Passage provided –

##############################

We rounded up supporters to help and began building a grass-roots, sociable outreach initiative to help deaf children to socialise at cinemas with their families and friends. Over three years we built up a UK nationwide database – a ready-made audience of thousands of people interested in captioned cinema screenings. We hoped to one day introduce them to a vast network of accessible UK cinemas and supply of accessible films.

Everyone was aware that captions had been provided for ‘at home’ viewing for decades. It was known that children of all ages, including pre-school, and those with language-based learning disabilities, could benefit from on-screen captions. It’s a fact that captions improve foundational reading and literacy skills, such as phonics, word recognition, vocabulary acquisition, listening comprehension and fluency. 

It seemed wrong that compared to TV, cinema was way behind in this area of accessibility. It was clear to us that captioned children’s films at cinemas could boost literacy skills in a fun and engaging way. Children’s films, with less challenging vocabulary, would be ideal for providing the literacy benefits of reading, while listening and watching. Most children’s films include songs, and as children like to sing along to songs and are curious to know the song lyrics, reading skills are practiced subconsciously. 


We ran a nationwide petition in UK primary schools to gather the views of children with hearing loss and their families on accessible, captioned cinema. 

The response was overwhelming. People nationwide expressed their wishes for deaf children in their community to enjoy the cinema experience with their peers. One school, with only 12 deaf pupils, gathered almost 1,500 signatures. 

The nationwide petition, along with our surveys and progress reports on accessible films, screenings and audiences helped the UK film industry to compile its 2002 ‘Cinema Access Technologies for people with Sensory Impairments’ report, which led directly to the UK’s first ‘Cinema Access Scheme’ – a plan to make UK cinemas more accessible, utilising upcoming digital cinema solutions. 

In 2004, impressed with our work, the UK film industry hired our non-profit sociable enterprise – YourLocalCinema.com – to run the marketing arm of the scheme – to promote accessible films and screenings nationwide. 

Today, more than 20 years after my first English-language captioned cinema experience, my friends and I go to the cinema most weeks. It’s unusual for a popular cinema release NOT to have a caption track. Almost all UK cinemas show a choice of the latest films with captions each week. 

The UK film industry now pays me to run the non-profit, multi-award-winning ‘YourLocalCinema‘ listings & information service that myself and my parents set up when I was nine. The popular website, supported by the BFI and film companies such as Disney, Warner Bros etc receives more than a million visits annually.

##############################

Entries provided –
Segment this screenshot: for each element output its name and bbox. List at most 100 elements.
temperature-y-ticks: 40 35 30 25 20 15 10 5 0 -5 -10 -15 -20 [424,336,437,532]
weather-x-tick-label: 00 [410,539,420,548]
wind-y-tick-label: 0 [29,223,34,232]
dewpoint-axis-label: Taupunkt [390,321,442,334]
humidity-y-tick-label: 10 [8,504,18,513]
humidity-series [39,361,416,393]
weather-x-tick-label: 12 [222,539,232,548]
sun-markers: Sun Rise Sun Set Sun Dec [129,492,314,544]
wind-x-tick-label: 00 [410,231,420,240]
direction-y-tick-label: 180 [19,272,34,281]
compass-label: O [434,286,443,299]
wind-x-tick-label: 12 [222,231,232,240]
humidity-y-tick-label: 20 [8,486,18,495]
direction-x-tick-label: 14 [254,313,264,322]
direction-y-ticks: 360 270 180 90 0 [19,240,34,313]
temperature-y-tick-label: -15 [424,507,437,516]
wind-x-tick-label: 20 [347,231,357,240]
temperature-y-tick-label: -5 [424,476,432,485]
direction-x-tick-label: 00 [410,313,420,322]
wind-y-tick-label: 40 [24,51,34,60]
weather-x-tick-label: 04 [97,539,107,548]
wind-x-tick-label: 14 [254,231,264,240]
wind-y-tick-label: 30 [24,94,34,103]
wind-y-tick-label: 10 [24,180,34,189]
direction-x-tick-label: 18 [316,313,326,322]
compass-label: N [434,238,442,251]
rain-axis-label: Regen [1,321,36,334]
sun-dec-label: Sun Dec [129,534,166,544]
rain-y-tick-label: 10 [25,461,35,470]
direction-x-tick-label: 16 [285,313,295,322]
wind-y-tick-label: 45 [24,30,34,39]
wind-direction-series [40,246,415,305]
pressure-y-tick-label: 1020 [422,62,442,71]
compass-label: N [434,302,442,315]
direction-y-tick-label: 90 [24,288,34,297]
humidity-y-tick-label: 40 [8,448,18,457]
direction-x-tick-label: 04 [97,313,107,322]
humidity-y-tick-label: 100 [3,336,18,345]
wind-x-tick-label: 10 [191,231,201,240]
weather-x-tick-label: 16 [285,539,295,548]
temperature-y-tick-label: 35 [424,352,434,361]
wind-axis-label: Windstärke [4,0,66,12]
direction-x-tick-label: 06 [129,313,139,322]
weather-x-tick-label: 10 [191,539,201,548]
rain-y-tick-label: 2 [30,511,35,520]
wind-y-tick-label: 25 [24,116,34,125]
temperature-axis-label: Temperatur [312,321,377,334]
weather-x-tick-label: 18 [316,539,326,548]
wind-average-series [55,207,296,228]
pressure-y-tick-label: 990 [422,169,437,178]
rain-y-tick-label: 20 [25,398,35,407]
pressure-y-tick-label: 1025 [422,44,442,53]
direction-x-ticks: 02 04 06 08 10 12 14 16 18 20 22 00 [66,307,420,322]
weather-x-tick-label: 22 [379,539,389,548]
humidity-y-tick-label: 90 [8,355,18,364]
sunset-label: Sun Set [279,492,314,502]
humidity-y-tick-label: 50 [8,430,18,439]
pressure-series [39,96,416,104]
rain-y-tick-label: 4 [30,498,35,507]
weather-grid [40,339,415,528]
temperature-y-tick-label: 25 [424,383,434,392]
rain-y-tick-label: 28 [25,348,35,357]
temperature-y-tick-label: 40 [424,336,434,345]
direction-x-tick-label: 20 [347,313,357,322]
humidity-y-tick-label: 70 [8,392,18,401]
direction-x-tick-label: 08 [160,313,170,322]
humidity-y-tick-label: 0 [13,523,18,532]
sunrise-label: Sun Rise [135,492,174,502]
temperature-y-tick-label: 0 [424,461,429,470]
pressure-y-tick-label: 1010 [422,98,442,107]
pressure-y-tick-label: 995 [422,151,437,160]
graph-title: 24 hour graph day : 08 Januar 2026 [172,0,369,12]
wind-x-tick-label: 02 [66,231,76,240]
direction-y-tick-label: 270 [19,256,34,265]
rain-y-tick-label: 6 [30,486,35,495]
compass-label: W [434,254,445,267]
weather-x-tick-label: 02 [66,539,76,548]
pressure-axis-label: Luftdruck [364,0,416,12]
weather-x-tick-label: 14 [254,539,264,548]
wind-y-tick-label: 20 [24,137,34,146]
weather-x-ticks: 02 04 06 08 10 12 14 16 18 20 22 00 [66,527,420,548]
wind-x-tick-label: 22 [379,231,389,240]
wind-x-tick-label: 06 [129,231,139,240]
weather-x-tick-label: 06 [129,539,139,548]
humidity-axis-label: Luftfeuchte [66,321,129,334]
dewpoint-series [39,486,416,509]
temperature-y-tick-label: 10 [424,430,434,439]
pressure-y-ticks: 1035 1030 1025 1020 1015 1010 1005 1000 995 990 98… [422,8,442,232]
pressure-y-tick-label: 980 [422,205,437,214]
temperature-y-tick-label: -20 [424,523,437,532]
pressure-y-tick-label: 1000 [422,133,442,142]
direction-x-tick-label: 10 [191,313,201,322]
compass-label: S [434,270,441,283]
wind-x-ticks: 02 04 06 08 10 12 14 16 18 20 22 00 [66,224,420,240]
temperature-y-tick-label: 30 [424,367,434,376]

##############################

Task instructions – Copy word for word the section of the captioned cinema passage that begins with the words "We ran a nationwide" and ends with "almost 1,500 signatures.".

Exercise answer –
We ran a nationwide petition in UK primary schools to gather the views of children with hearing loss and their families on accessible, captioned cinema. 

The response was overwhelming. People nationwide expressed their wishes for deaf children in their community to enjoy the cinema experience with their peers. One school, with only 12 deaf pupils, gathered almost 1,500 signatures.